>> Begin Records supplied

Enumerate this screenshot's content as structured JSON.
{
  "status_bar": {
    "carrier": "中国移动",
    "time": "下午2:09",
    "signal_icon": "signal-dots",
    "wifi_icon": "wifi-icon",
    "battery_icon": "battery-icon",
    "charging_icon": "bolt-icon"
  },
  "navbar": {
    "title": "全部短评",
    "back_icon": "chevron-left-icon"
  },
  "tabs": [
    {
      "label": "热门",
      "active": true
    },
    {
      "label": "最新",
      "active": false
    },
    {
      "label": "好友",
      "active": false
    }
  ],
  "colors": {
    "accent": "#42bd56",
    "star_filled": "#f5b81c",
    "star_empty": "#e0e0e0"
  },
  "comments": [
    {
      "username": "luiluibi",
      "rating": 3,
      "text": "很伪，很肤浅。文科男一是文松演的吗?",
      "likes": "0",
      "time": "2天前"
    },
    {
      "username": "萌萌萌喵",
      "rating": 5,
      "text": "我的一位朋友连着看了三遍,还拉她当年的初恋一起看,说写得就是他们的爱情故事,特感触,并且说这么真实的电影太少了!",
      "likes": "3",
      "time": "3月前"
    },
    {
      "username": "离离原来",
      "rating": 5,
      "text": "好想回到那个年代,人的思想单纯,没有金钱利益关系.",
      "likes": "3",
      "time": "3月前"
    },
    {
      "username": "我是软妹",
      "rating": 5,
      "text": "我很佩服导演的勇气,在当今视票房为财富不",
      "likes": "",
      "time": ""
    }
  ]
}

>> End Records supplied

Gather each line holding the string "time".

▶ **Task response**
    "time": "下午2:09",
      "time": "2天前"
      "time": "3月前"
      "time": "3月前"
      "time": ""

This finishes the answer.